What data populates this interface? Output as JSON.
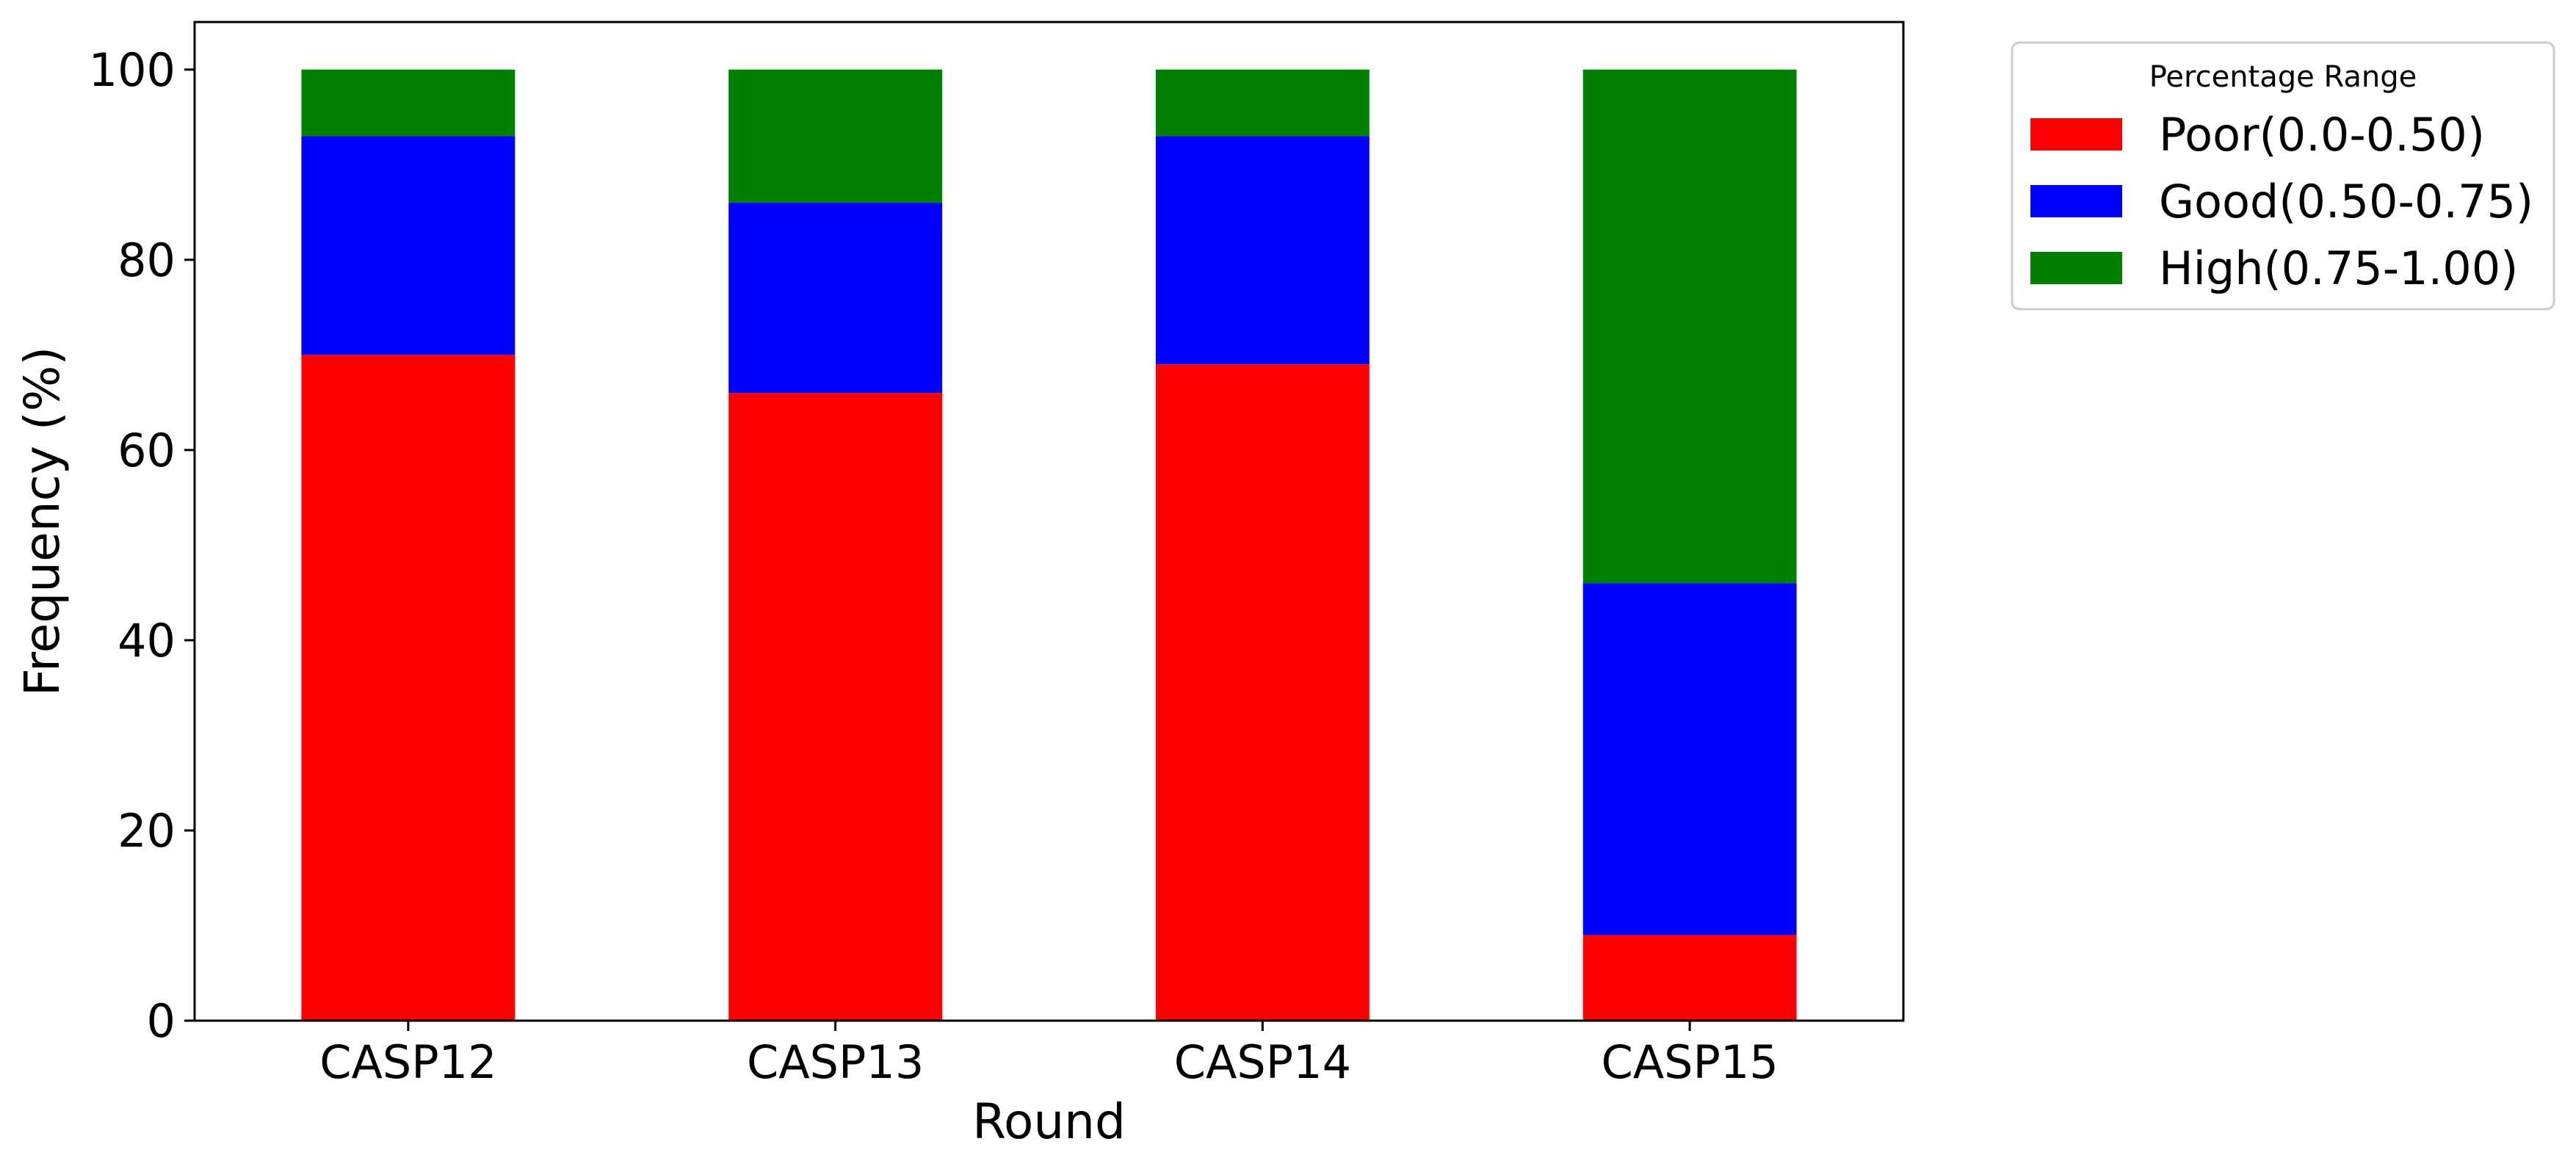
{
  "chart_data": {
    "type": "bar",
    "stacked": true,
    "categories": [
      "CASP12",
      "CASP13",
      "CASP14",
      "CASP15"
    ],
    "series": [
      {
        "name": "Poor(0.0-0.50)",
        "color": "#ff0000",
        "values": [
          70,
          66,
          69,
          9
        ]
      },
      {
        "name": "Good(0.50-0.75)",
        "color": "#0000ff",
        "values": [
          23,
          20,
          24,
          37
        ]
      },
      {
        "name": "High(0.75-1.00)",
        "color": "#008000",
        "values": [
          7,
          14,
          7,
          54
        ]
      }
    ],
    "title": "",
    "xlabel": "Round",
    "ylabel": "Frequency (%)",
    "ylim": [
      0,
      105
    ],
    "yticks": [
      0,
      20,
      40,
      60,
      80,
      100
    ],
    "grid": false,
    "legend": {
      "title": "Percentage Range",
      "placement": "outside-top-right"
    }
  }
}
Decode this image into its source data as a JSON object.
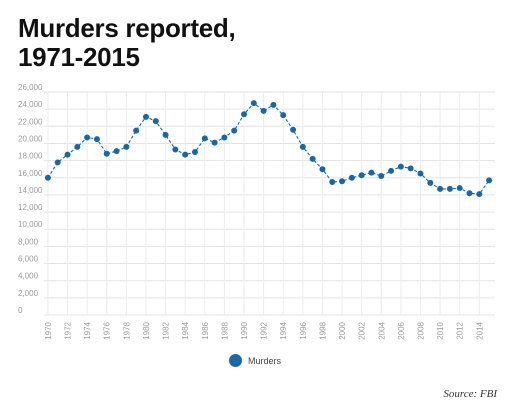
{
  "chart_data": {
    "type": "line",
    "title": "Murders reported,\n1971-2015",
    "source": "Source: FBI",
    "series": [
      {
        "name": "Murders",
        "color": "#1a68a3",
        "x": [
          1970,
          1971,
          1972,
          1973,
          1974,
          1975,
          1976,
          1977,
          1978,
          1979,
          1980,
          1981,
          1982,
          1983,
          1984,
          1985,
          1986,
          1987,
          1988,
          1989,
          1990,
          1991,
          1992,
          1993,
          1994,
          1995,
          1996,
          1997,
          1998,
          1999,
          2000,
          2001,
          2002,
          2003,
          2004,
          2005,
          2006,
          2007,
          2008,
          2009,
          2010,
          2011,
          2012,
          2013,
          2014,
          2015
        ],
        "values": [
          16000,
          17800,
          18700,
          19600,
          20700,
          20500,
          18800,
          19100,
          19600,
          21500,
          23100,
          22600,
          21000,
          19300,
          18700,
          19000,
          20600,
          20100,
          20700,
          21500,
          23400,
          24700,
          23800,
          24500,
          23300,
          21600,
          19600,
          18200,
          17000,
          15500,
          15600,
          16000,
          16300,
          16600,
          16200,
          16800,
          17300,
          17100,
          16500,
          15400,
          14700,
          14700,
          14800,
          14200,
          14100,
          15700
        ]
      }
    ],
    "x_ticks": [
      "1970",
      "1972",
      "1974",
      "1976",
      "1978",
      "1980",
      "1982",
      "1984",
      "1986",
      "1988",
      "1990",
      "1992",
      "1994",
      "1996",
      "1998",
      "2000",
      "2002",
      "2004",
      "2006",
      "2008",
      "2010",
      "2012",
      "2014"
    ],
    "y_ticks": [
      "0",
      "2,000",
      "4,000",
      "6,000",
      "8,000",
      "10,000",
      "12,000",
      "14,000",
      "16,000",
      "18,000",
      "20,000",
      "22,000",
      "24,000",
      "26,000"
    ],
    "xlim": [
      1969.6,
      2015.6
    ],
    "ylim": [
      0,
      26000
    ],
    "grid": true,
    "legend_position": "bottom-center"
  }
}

⁂

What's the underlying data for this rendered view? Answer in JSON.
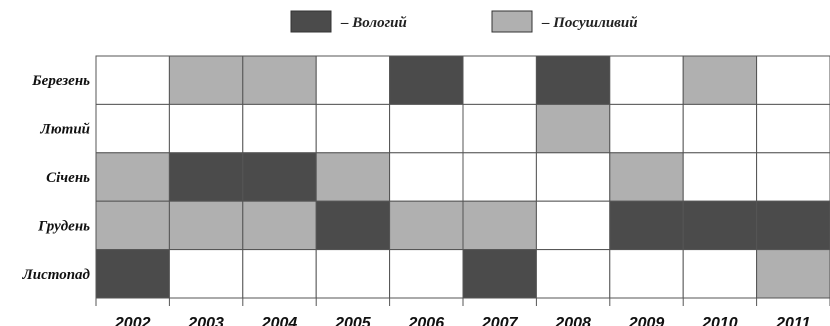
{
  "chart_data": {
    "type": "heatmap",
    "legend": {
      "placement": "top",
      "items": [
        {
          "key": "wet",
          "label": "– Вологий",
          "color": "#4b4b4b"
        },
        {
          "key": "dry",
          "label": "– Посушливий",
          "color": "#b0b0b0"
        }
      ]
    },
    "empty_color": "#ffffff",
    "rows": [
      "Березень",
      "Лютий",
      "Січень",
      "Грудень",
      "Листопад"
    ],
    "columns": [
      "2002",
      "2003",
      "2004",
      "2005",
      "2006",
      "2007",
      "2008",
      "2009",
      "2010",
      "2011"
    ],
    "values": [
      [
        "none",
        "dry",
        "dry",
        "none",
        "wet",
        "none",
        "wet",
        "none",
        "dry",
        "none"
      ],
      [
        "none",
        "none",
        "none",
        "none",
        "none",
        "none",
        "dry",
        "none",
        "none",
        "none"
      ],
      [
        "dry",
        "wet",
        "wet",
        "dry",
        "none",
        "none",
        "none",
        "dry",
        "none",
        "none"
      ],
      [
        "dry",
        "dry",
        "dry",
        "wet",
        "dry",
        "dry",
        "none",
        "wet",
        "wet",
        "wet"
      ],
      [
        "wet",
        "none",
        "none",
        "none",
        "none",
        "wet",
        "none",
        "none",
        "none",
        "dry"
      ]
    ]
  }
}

⁂

What you will do: Reproduce each line of the material containing the word "title".

Result of this exercise:
    "title": "",
      "title": "Percentage Range",
    "title": "Murders reported,\n1971-2015",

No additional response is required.